◆ EXERCISE AIM
Repeat the rows below with every "y-tick-label" swapped for "y-axis-label", changing nothing else and leaving out the pictures.

◆ RECORDS FOR THIS TASK
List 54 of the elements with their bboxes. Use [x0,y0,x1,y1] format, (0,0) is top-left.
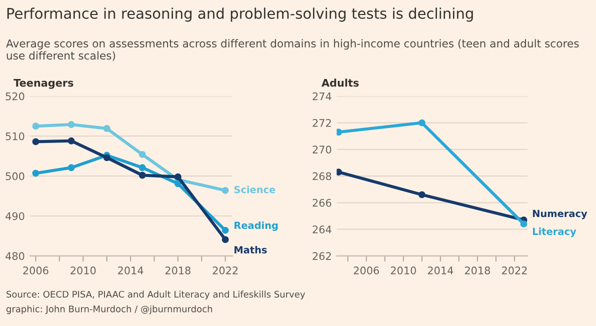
series-label: Science [234,186,276,194]
point [138,172,146,179]
y-tick-label: 520 [6,92,24,100]
series-label: Reading [234,221,278,231]
x-tick-label: 2014 [428,266,454,274]
y-tick-label: 270 [312,146,332,154]
point [68,121,75,128]
y-axis-title: Teenagers [14,78,74,89]
y-tick-label: 266 [312,198,332,207]
x-tick-label: 2010 [70,266,96,274]
x-tick-label: 2014 [118,266,144,274]
x-tick-label: 2006 [354,266,379,274]
point [336,128,342,136]
point [103,154,110,162]
series-label: Numeracy [532,210,588,220]
x-tick-label: 2022 [212,266,238,274]
point [68,164,75,172]
point [138,164,146,172]
point [174,180,182,188]
series-label: Maths [234,246,267,254]
y-tick-label: 510 [6,132,24,140]
series-label: Literacy [532,228,576,238]
y-tick-label: 262 [312,252,331,260]
text: Average scores on assessments across different domains in high-income countries (teen and adult scores use different scales) [6,39,579,61]
x-tick-label: 2018 [464,266,490,274]
point [32,122,40,130]
text: graphic: John Burn-Murdoch / @jburnmurdoch [6,305,212,314]
x-tick-label: 2010 [390,266,416,274]
point [418,191,426,198]
point [222,186,229,194]
point [222,226,229,234]
x-tick-label: 2018 [165,266,190,274]
y-tick-label: 490 [6,212,24,220]
point [103,125,110,132]
x-tick-label: 2022 [502,266,527,274]
point [32,170,40,177]
y-tick-label: 500 [6,172,24,180]
chart-title: Performance in reasoning and problem-solving tests is declining [7,8,473,22]
y-tick-label: 268 [312,172,332,180]
y-axis-title: Adults [322,78,359,87]
y-tick-label: 480 [6,252,24,260]
point [68,137,75,144]
point [222,236,229,244]
point [418,119,426,126]
y-tick-label: 272 [312,119,331,127]
point [336,168,342,176]
point [174,173,182,180]
source-note: Source: OECD PISA, PIAAC and Adult Literacy and Lifeskills Survey [6,290,306,300]
point [32,138,40,146]
y-tick-label: 274 [312,92,332,100]
y-tick-label: 264 [312,226,332,234]
point [138,151,146,158]
x-tick-label: 2006 [23,266,48,274]
point [520,220,528,228]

◆ COMPLETED TASK
List 54 of the elements with their bboxes. Use [x0,y0,x1,y1] format, (0,0) is top-left.
series-label: Science [234,186,276,194]
point [138,172,146,179]
y-axis-label: 520 [6,92,24,100]
series-label: Reading [234,221,278,231]
x-tick-label: 2014 [428,266,454,274]
y-axis-label: 270 [312,146,332,154]
point [68,121,75,128]
y-axis-title: Teenagers [14,78,74,89]
y-axis-label: 266 [312,198,332,207]
x-tick-label: 2010 [70,266,96,274]
x-tick-label: 2014 [118,266,144,274]
x-tick-label: 2006 [354,266,379,274]
point [336,128,342,136]
point [103,154,110,162]
series-label: Numeracy [532,210,588,220]
x-tick-label: 2022 [212,266,238,274]
point [68,164,75,172]
point [138,164,146,172]
point [174,180,182,188]
series-label: Maths [234,246,267,254]
y-axis-label: 510 [6,132,24,140]
series-label: Literacy [532,228,576,238]
y-axis-label: 262 [312,252,331,260]
text: Average scores on assessments across different domains in high-income countries (teen and adult scores use different scales) [6,39,579,61]
x-tick-label: 2018 [464,266,490,274]
point [32,122,40,130]
text: graphic: John Burn-Murdoch / @jburnmurdoch [6,305,212,314]
x-tick-label: 2010 [390,266,416,274]
point [418,191,426,198]
point [222,186,229,194]
point [222,226,229,234]
x-tick-label: 2018 [165,266,190,274]
y-axis-label: 490 [6,212,24,220]
point [103,125,110,132]
x-tick-label: 2022 [502,266,527,274]
point [32,170,40,177]
y-axis-label: 500 [6,172,24,180]
chart-title: Performance in reasoning and problem-solving tests is declining [7,8,473,22]
y-axis-label: 268 [312,172,332,180]
y-axis-title: Adults [322,78,359,87]
y-axis-label: 480 [6,252,24,260]
point [68,137,75,144]
point [222,236,229,244]
point [418,119,426,126]
y-axis-label: 272 [312,119,331,127]
point [336,168,342,176]
point [174,173,182,180]
source-note: Source: OECD PISA, PIAAC and Adult Literacy and Lifeskills Survey [6,290,306,300]
point [32,138,40,146]
y-axis-label: 274 [312,92,332,100]
y-axis-label: 264 [312,226,332,234]
point [138,151,146,158]
x-tick-label: 2006 [23,266,48,274]
point [520,220,528,228]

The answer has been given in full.